Great job ! It’s really creative. I especially like the fonts used, I’m not sure what they’re called but I associate them with the ones used in SpongeBob. It’s funny how a font can evoke a memory like that.

Jonathan Hendry
Jonathan Hendry
15 hours ago

That dragon is actually pretending to be Journey’s Jonathan Cain playing air keyboard in the Separate Ways video.

Gene1969
Gene1969
5 hours ago

That’s so meta considering that Journey had their own video game.

Bleeder
Bleeder
15 hours ago

Love it!
Introduce some worms! They’re a critical part of the ecosystem and would look great up against the glass.

Jonathan Hendry
Jonathan Hendry
15 hours ago
Reply to  Bleeder

Or some mealworms. They’ll go through the hole worm-pupa-beetle-egg lifecycle.

Bleeder
Bleeder
8 hours ago

Yum!

Gene1969
Gene1969
5 hours ago
Reply to  Bleeder

Fun fact: Ther are few worms in Florida because the soil is so weak and it’s so hot.

Church
Church
15 hours ago

I just have one note here and it says “no notes!”. I love the terrarium as a piece.

What is that dude riding? Is that some kind of griffin? A hawk-bear? And that dragon looks like he should have a piano keyboard under those claw-hands.

Ah. I see you really did stop paying attention to video games after the 1981. You missed out on a lot of great 80’s arcade action.

Jonathan Hendry
Jonathan Hendry
15 hours ago

Very very cool. If you ever do another you could use an old claw game mechanism with a grow lamp suspended instead of a claw. “Which plants are good and deserve more light? Which plants defied your will and deserve punishment?” Might be good for an installation in a Redder part of NC.

Or maybe instead of a grow lamp, use an arrangement of mirrors to direct light onto the area of the player’s choice, moved around by the claw mechanism.

Last edited 15 hours ago by Jonathan Hendry
A. Barth
A. Barth
15 hours ago

I think my favorite part is the exclamation point. The entire cabinet is objectively excellent, of course, but that little piece of punctuation conveys excitement! and puts it over the top. 😀

It’s good to exercise different mental muscles. Most of my days are spent with technology projects, and getting into the shop and futzing around with tools and materials is a welcome gear change.

At the moment I have a bruised right foot from trying to kickstart a recalcitrant 44-year-old motorcycle and I’m working on a design for an hat.

Twobox Designgineer
Twobox Designgineer
5 hours ago
Reply to  A. Barth

The punctuationis great, very gameshow. Very Jeopardy!.

KYFire
KYFire
15 hours ago

Love it!

Drew
Drew
15 hours ago

That is a fantastic project, and I’m glad you shared it. I really like the initial idea of a joystick-controlled mirror, but I think the grow light solution is good for broader display purposes. I wish I were local to check this out!

Slower Louder
Slower Louder
15 hours ago

Thank you! This creation makes my day!
Also: I have done the math. In our corner of the metaverse, the chance of another artist powering another arcade cabinet rebuild with a car battery? Less than 10 to the minus 29th!

- **SOURCE EXCERPT**:

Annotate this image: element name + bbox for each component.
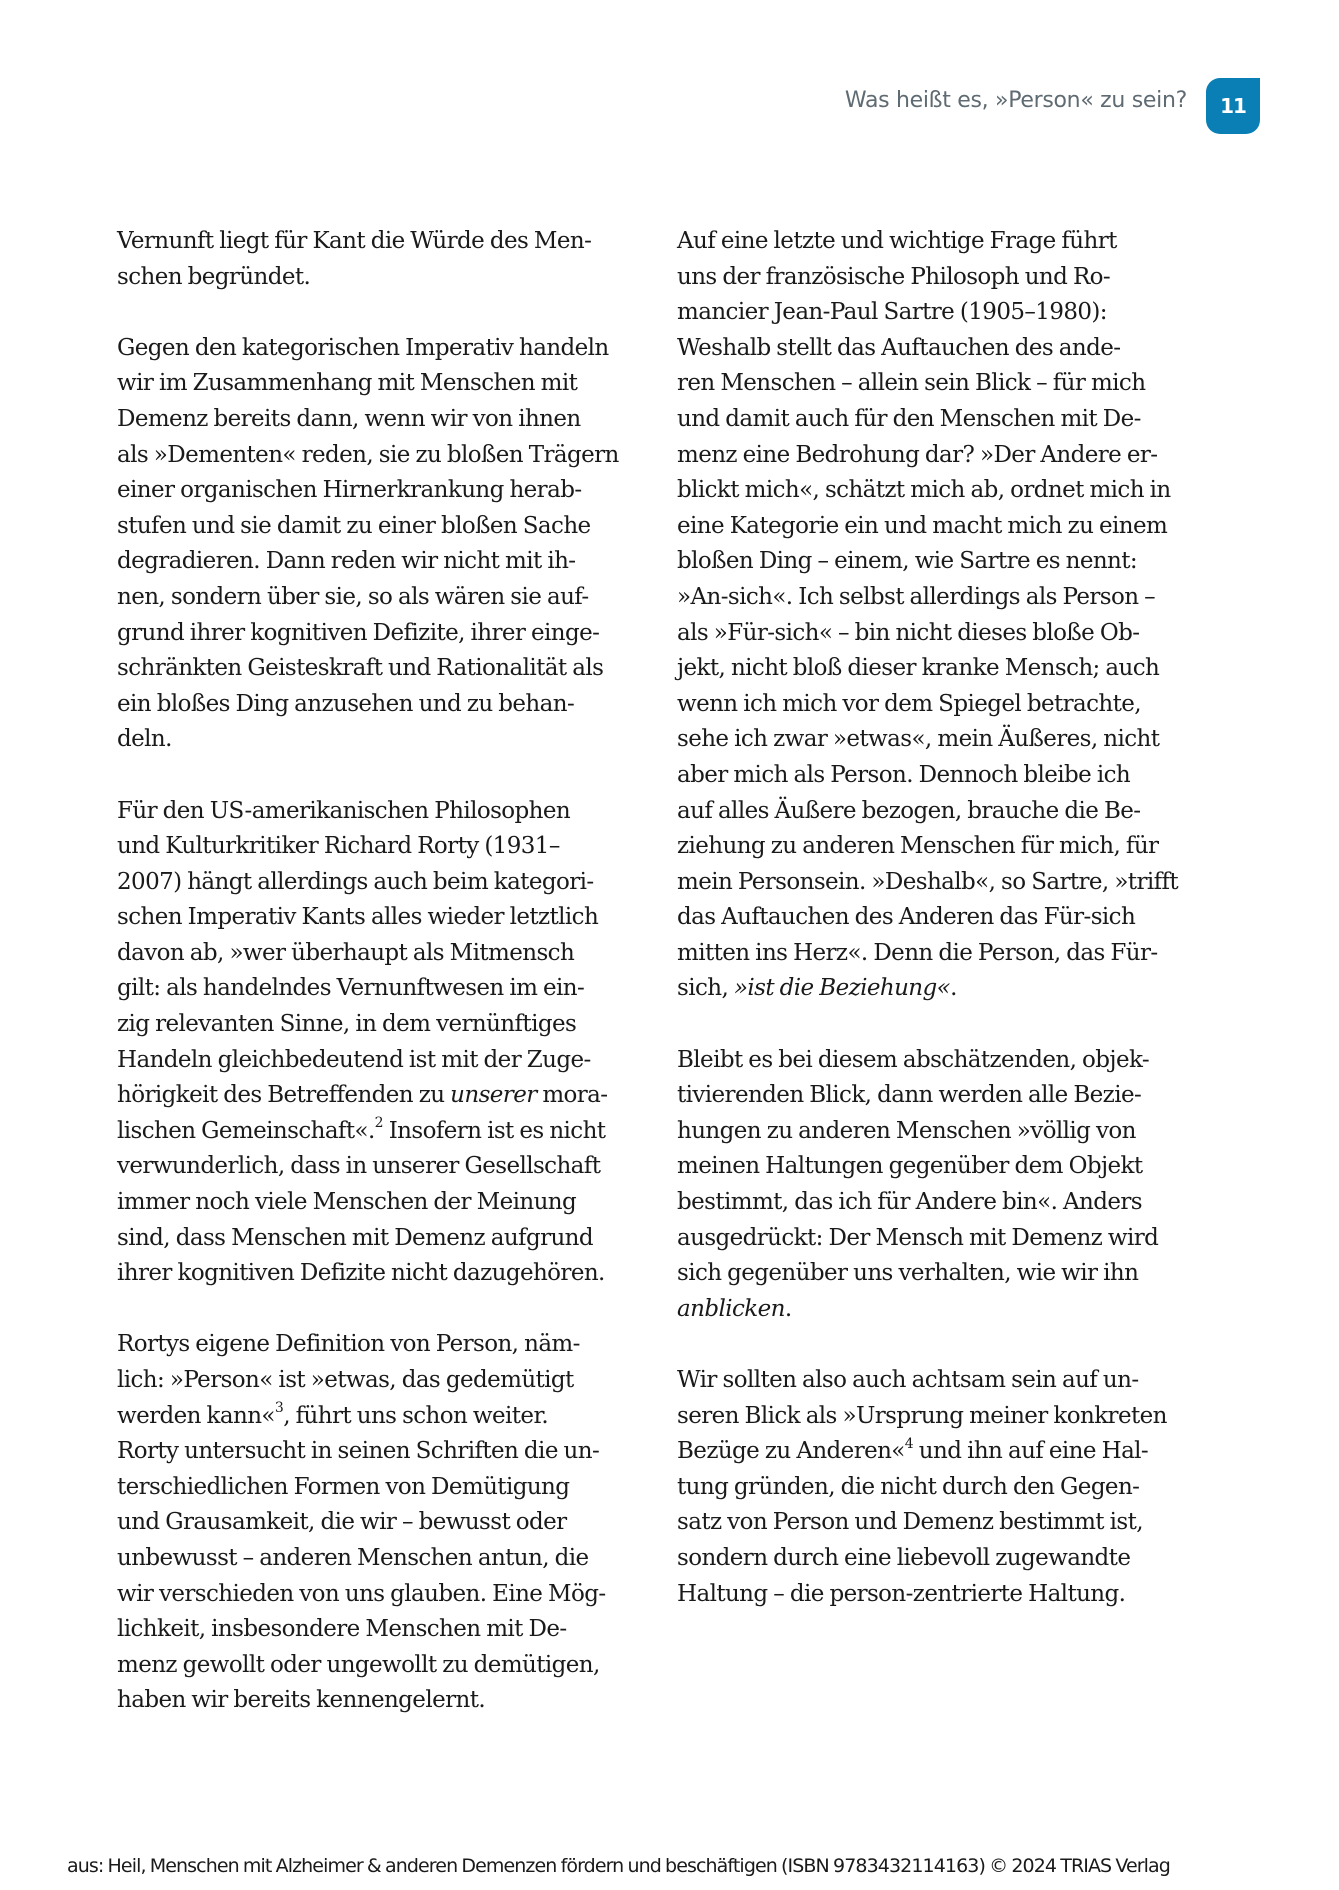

- **PROBLEMS TO SOLVE**:
1: Print the part of the comment thread about the arcade cabinet terrarium from "Very very cool." to "welcome gear change.".
2: Write what comes next in the comment thread about the arcade cabinet terrarium, picking up after its last line.
You can set the material aside, since it isn't needed here.

- **EXERCISE RESPONSES**:
1:
Very very cool. If you ever do another you could use an old claw game mechanism with a grow lamp suspended instead of a claw. “Which plants are good and deserve more light? Which plants defied your will and deserve punishment?” Might be good for an installation in a Redder part of NC.

Or maybe instead of a grow lamp, use an arrangement of mirrors to direct light onto the area of the player’s choice, moved around by the claw mechanism.

Last edited 15 hours ago by Jonathan Hendry
A. Barth
A. Barth
15 hours ago

I think my favorite part is the exclamation point. The entire cabinet is objectively excellent, of course, but that little piece of punctuation conveys excitement! and puts it over the top. 😀

It’s good to exercise different mental muscles. Most of my days are spent with technology projects, and getting into the shop and futzing around with tools and materials is a welcome gear change.

2:
Also also: Peter, Matt, the comment section would be so much better if it supported scientific notation! Please help!

Hautewheels
Hautewheels
15 hours ago

Art and science together in one sweet package – I love it! As a chemist and educator, I’m always happy to see science and art team up to educate and entertain and enhance society.

Detroit Lightning
Detroit Lightning
15 hours ago

This is awesome!

The Bishop's Brother
The Bishop's Brother
15 hours ago

Jason, I don’t think ANYONE here would be bothered by another article detailing the build… Although it’s likely too late for that, since I’m assuming this barely came together in time just creating it, much less documenting each step with photos. I cannot help but think that this feels like a modern work by one of my heroes, The Secret Life of Machines’ Tim Hunkin… https://www.timhunkin.com/
I barely have a DVD player anymore, but I treasure my signed DVDs of his series.

Jonathan Hendry
Jonathan Hendry
15 hours ago

Tim Hunkin who among other things built the flying pigs for Pink Floyd’s Animals tour.

Sam Morse
Sam Morse
14 hours ago

Might want to get a current one while you can.
Software updates block many newer discs from playing on older decks.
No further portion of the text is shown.